### EXERCISE INSTRUCTIONS
Retype all of the data exactly as given.
§
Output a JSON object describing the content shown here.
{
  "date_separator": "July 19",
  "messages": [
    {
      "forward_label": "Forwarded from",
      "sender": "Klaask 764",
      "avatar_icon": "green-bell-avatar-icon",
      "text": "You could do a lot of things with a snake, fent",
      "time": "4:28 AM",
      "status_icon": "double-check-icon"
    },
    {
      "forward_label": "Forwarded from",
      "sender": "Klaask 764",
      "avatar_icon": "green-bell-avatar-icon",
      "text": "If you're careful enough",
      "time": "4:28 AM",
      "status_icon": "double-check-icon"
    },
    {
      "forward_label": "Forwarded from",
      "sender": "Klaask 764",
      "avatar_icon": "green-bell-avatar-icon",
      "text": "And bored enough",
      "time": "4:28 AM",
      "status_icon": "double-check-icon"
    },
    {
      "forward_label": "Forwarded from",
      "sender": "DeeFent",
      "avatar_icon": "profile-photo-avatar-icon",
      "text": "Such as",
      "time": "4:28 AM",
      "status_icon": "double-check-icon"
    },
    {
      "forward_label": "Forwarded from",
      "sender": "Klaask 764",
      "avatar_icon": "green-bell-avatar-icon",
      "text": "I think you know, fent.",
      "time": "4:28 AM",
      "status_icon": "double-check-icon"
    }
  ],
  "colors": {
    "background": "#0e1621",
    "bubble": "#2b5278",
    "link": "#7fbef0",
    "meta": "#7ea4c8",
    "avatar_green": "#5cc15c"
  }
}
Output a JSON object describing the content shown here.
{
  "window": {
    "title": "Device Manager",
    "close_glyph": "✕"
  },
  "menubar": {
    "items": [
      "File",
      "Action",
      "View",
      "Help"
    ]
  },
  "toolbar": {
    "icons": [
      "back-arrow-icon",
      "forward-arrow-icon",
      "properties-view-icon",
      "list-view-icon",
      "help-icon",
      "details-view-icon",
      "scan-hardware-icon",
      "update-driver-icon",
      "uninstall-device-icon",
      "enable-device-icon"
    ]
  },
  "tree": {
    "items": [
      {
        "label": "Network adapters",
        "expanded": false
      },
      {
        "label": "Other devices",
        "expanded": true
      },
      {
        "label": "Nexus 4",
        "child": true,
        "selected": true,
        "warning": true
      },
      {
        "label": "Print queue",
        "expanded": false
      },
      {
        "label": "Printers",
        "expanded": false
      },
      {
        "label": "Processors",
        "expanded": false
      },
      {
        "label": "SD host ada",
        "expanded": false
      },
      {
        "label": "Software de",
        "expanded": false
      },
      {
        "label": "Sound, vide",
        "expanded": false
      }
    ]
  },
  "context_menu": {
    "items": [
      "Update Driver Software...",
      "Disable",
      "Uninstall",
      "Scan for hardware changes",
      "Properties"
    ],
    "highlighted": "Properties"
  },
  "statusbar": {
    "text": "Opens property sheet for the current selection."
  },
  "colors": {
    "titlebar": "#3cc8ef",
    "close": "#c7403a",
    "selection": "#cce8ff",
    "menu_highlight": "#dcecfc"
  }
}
§
### IN RESPONSE
Output a JSON object describing the content shown here.
{
  "date_separator": "July 19",
  "messages": [
    {
      "forward_label": "Forwarded from",
      "sender": "Klaask 764",
      "avatar_icon": "green-bell-avatar-icon",
      "text": "You could do a lot of things with a snake, fent",
      "time": "4:28 AM",
      "status_icon": "double-check-icon"
    },
    {
      "forward_label": "Forwarded from",
      "sender": "Klaask 764",
      "avatar_icon": "green-bell-avatar-icon",
      "text": "If you're careful enough",
      "time": "4:28 AM",
      "status_icon": "double-check-icon"
    },
    {
      "forward_label": "Forwarded from",
      "sender": "Klaask 764",
      "avatar_icon": "green-bell-avatar-icon",
      "text": "And bored enough",
      "time": "4:28 AM",
      "status_icon": "double-check-icon"
    },
    {
      "forward_label": "Forwarded from",
      "sender": "DeeFent",
      "avatar_icon": "profile-photo-avatar-icon",
      "text": "Such as",
      "time": "4:28 AM",
      "status_icon": "double-check-icon"
    },
    {
      "forward_label": "Forwarded from",
      "sender": "Klaask 764",
      "avatar_icon": "green-bell-avatar-icon",
      "text": "I think you know, fent.",
      "time": "4:28 AM",
      "status_icon": "double-check-icon"
    }
  ],
  "colors": {
    "background": "#0e1621",
    "bubble": "#2b5278",
    "link": "#7fbef0",
    "meta": "#7ea4c8",
    "avatar_green": "#5cc15c"
  }
}
Output a JSON object describing the content shown here.
{
  "window": {
    "title": "Device Manager",
    "close_glyph": "✕"
  },
  "menubar": {
    "items": [
      "File",
      "Action",
      "View",
      "Help"
    ]
  },
  "toolbar": {
    "icons": [
      "back-arrow-icon",
      "forward-arrow-icon",
      "properties-view-icon",
      "list-view-icon",
      "help-icon",
      "details-view-icon",
      "scan-hardware-icon",
      "update-driver-icon",
      "uninstall-device-icon",
      "enable-device-icon"
    ]
  },
  "tree": {
    "items": [
      {
        "label": "Network adapters",
        "expanded": false
      },
      {
        "label": "Other devices",
        "expanded": true
      },
      {
        "label": "Nexus 4",
        "child": true,
        "selected": true,
        "warning": true
      },
      {
        "label": "Print queue",
        "expanded": false
      },
      {
        "label": "Printers",
        "expanded": false
      },
      {
        "label": "Processors",
        "expanded": false
      },
      {
        "label": "SD host ada",
        "expanded": false
      },
      {
        "label": "Software de",
        "expanded": false
      },
      {
        "label": "Sound, vide",
        "expanded": false
      }
    ]
  },
  "context_menu": {
    "items": [
      "Update Driver Software...",
      "Disable",
      "Uninstall",
      "Scan for hardware changes",
      "Properties"
    ],
    "highlighted": "Properties"
  },
  "statusbar": {
    "text": "Opens property sheet for the current selection."
  },
  "colors": {
    "titlebar": "#3cc8ef",
    "close": "#c7403a",
    "selection": "#cce8ff",
    "menu_highlight": "#dcecfc"
  }
}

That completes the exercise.